Nothing may be dropped or altered: reproduce all the data.

[START DATA TO USE]

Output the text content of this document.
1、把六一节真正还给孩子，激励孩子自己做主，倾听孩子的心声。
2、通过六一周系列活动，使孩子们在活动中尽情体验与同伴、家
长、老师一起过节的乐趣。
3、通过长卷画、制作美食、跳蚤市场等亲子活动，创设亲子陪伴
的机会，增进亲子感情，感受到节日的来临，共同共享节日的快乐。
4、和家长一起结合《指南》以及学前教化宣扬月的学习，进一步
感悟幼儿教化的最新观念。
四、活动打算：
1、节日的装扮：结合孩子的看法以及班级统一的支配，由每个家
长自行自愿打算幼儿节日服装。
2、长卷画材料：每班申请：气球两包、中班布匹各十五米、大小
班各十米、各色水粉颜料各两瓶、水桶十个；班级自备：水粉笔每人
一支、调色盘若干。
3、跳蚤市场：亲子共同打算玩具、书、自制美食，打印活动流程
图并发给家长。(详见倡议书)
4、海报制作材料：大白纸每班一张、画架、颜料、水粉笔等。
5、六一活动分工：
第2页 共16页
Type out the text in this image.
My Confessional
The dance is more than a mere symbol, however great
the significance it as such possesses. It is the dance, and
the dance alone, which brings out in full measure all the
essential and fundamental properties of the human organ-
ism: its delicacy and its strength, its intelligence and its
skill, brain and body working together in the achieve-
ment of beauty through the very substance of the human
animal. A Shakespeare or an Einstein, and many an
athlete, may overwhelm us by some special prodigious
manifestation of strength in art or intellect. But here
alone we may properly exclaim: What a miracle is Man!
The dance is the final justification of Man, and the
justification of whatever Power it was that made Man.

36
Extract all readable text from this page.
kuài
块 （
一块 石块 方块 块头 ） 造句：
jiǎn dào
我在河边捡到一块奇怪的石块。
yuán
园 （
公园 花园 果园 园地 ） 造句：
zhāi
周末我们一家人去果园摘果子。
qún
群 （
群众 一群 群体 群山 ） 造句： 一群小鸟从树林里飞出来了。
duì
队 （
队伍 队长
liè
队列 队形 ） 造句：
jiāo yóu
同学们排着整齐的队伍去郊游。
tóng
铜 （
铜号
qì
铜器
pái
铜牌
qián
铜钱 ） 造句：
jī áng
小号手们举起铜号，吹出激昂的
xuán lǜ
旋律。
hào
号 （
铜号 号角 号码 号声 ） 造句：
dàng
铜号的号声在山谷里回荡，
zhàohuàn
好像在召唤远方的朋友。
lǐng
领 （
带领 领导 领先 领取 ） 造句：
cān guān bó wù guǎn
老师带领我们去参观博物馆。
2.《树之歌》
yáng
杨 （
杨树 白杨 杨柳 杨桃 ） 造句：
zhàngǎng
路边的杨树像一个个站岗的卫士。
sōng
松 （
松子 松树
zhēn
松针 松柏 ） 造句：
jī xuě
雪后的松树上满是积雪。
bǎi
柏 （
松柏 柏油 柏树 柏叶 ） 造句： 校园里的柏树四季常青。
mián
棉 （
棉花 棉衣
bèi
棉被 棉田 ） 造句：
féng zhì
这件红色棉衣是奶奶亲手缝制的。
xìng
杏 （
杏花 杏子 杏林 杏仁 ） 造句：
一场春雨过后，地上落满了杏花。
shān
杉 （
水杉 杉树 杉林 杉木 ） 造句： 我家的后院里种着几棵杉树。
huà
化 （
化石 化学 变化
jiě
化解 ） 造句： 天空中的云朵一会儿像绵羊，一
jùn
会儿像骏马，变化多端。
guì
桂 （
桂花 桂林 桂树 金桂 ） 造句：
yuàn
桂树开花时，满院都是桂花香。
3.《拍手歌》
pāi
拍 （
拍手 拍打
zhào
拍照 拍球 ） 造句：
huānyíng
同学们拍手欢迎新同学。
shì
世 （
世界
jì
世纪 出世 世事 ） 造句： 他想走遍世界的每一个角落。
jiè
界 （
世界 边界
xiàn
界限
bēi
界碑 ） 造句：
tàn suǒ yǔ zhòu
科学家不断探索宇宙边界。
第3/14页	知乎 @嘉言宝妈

[END DATA TO USE]

§ **RESULT OF THIS EXERCISE**
Output the text content of this document.
1、把六一节真正还给孩子，激励孩子自己做主，倾听孩子的心声。
2、通过六一周系列活动，使孩子们在活动中尽情体验与同伴、家
长、老师一起过节的乐趣。
3、通过长卷画、制作美食、跳蚤市场等亲子活动，创设亲子陪伴
的机会，增进亲子感情，感受到节日的来临，共同共享节日的快乐。
4、和家长一起结合《指南》以及学前教化宣扬月的学习，进一步
感悟幼儿教化的最新观念。
四、活动打算：
1、节日的装扮：结合孩子的看法以及班级统一的支配，由每个家
长自行自愿打算幼儿节日服装。
2、长卷画材料：每班申请：气球两包、中班布匹各十五米、大小
班各十米、各色水粉颜料各两瓶、水桶十个；班级自备：水粉笔每人
一支、调色盘若干。
3、跳蚤市场：亲子共同打算玩具、书、自制美食，打印活动流程
图并发给家长。(详见倡议书)
4、海报制作材料：大白纸每班一张、画架、颜料、水粉笔等。
5、六一活动分工：
第2页 共16页
Type out the text in this image.
My Confessional
The dance is more than a mere symbol, however great
the significance it as such possesses. It is the dance, and
the dance alone, which brings out in full measure all the
essential and fundamental properties of the human organ-
ism: its delicacy and its strength, its intelligence and its
skill, brain and body working together in the achieve-
ment of beauty through the very substance of the human
animal. A Shakespeare or an Einstein, and many an
athlete, may overwhelm us by some special prodigious
manifestation of strength in art or intellect. But here
alone we may properly exclaim: What a miracle is Man!
The dance is the final justification of Man, and the
justification of whatever Power it was that made Man.

36
Extract all readable text from this page.
kuài
块 （
一块 石块 方块 块头 ） 造句：
jiǎn dào
我在河边捡到一块奇怪的石块。
yuán
园 （
公园 花园 果园 园地 ） 造句：
zhāi
周末我们一家人去果园摘果子。
qún
群 （
群众 一群 群体 群山 ） 造句： 一群小鸟从树林里飞出来了。
duì
队 （
队伍 队长
liè
队列 队形 ） 造句：
jiāo yóu
同学们排着整齐的队伍去郊游。
tóng
铜 （
铜号
qì
铜器
pái
铜牌
qián
铜钱 ） 造句：
jī áng
小号手们举起铜号，吹出激昂的
xuán lǜ
旋律。
hào
号 （
铜号 号角 号码 号声 ） 造句：
dàng
铜号的号声在山谷里回荡，
zhàohuàn
好像在召唤远方的朋友。
lǐng
领 （
带领 领导 领先 领取 ） 造句：
cān guān bó wù guǎn
老师带领我们去参观博物馆。
2.《树之歌》
yáng
杨 （
杨树 白杨 杨柳 杨桃 ） 造句：
zhàngǎng
路边的杨树像一个个站岗的卫士。
sōng
松 （
松子 松树
zhēn
松针 松柏 ） 造句：
jī xuě
雪后的松树上满是积雪。
bǎi
柏 （
松柏 柏油 柏树 柏叶 ） 造句： 校园里的柏树四季常青。
mián
棉 （
棉花 棉衣
bèi
棉被 棉田 ） 造句：
féng zhì
这件红色棉衣是奶奶亲手缝制的。
xìng
杏 （
杏花 杏子 杏林 杏仁 ） 造句：
一场春雨过后，地上落满了杏花。
shān
杉 （
水杉 杉树 杉林 杉木 ） 造句： 我家的后院里种着几棵杉树。
huà
化 （
化石 化学 变化
jiě
化解 ） 造句： 天空中的云朵一会儿像绵羊，一
jùn
会儿像骏马，变化多端。
guì
桂 （
桂花 桂林 桂树 金桂 ） 造句：
yuàn
桂树开花时，满院都是桂花香。
3.《拍手歌》
pāi
拍 （
拍手 拍打
zhào
拍照 拍球 ） 造句：
huānyíng
同学们拍手欢迎新同学。
shì
世 （
世界
jì
世纪 出世 世事 ） 造句： 他想走遍世界的每一个角落。
jiè
界 （
世界 边界
xiàn
界限
bēi
界碑 ） 造句：
tàn suǒ yǔ zhòu
科学家不断探索宇宙边界。
第3/14页	知乎 @嘉言宝妈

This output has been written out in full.